Scan the records for the string "title"; copy each line where it occurs.
------------
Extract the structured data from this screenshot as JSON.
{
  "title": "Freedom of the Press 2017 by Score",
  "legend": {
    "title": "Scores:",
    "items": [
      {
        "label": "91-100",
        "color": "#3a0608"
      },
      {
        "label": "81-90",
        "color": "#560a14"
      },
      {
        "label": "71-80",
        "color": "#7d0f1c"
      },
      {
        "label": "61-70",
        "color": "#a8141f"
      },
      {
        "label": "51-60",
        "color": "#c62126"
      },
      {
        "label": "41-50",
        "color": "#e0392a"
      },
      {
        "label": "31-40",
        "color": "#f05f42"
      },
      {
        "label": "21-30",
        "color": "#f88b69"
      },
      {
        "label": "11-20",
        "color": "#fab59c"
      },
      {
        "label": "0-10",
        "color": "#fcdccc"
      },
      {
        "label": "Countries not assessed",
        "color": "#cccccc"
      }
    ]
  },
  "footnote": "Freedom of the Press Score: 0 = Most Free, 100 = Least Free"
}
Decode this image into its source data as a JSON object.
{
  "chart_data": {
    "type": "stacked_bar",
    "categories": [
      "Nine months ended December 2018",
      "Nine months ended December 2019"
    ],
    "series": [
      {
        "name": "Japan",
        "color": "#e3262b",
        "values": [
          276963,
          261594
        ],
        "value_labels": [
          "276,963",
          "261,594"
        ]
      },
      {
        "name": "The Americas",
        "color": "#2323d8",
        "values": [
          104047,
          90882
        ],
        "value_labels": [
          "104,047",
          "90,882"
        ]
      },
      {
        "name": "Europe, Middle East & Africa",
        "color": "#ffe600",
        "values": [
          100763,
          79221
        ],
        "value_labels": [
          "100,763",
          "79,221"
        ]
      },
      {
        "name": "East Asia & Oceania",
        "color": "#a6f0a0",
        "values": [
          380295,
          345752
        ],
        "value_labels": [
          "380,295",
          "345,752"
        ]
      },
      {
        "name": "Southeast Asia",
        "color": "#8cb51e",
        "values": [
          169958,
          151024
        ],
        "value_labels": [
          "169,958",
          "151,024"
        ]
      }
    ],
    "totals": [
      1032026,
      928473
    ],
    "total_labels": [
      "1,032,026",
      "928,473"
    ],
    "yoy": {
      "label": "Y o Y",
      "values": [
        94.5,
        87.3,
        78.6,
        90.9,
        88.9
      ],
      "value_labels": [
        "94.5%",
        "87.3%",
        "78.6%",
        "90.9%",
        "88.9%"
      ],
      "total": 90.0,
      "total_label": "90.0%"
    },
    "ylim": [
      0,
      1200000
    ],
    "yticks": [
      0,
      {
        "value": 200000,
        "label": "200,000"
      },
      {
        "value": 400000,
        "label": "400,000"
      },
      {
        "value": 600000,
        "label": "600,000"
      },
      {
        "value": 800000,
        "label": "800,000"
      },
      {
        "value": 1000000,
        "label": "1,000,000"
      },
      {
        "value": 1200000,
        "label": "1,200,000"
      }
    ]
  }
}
------------
Response:
  "title": "Freedom of the Press 2017 by Score",
    "title": "Scores:",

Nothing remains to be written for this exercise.